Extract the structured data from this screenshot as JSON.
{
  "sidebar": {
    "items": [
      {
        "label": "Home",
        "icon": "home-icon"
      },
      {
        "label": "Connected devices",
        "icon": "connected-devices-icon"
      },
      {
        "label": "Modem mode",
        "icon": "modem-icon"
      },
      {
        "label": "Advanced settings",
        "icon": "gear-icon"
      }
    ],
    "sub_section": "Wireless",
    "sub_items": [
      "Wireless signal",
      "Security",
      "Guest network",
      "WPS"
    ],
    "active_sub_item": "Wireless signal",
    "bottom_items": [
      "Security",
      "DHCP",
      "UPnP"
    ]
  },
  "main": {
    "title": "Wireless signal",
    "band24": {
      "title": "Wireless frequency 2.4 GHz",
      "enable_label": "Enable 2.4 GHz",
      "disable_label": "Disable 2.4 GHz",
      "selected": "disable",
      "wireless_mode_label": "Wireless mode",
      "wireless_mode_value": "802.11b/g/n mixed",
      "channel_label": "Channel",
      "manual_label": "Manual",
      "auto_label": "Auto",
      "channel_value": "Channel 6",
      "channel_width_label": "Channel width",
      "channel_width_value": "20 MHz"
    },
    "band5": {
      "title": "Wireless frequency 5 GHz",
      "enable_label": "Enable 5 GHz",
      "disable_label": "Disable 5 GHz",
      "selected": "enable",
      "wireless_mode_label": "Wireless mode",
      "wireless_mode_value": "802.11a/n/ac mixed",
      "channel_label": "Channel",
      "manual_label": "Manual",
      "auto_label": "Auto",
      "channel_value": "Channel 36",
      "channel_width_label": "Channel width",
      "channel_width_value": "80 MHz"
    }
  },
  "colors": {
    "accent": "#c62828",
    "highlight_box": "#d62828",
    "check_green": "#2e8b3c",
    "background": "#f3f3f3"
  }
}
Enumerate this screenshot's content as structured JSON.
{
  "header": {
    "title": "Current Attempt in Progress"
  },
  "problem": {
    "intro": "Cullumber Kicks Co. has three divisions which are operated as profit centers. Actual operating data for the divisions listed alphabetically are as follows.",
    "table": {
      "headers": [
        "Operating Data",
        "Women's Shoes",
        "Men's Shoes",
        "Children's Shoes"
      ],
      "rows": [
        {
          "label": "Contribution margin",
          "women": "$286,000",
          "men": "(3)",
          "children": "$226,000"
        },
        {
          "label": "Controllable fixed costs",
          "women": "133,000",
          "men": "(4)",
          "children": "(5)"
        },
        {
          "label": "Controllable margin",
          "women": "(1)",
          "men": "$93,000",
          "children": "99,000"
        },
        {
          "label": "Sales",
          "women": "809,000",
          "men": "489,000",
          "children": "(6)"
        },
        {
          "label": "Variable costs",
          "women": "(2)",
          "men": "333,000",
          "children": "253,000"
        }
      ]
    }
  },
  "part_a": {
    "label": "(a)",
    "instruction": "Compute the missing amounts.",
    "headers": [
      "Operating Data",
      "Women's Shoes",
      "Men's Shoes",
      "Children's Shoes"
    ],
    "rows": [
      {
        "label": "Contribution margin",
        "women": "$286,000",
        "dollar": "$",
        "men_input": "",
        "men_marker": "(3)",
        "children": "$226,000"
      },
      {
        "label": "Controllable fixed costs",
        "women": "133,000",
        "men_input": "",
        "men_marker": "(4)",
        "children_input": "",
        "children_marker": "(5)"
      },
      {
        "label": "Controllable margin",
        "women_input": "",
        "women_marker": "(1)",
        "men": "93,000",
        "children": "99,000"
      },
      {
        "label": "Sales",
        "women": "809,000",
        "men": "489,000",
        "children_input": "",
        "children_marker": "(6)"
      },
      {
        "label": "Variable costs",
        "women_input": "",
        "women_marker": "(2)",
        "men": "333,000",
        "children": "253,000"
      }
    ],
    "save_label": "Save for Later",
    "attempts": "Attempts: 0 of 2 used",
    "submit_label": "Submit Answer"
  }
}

◇ ◇ ◇ ◇ ◇ ◇ ◇

What to do
Gather all lines of the records that include the word "Controllable".

The solution
          "label": "Controllable fixed costs",
          "label": "Controllable margin",
        "label": "Controllable fixed costs",
        "label": "Controllable margin",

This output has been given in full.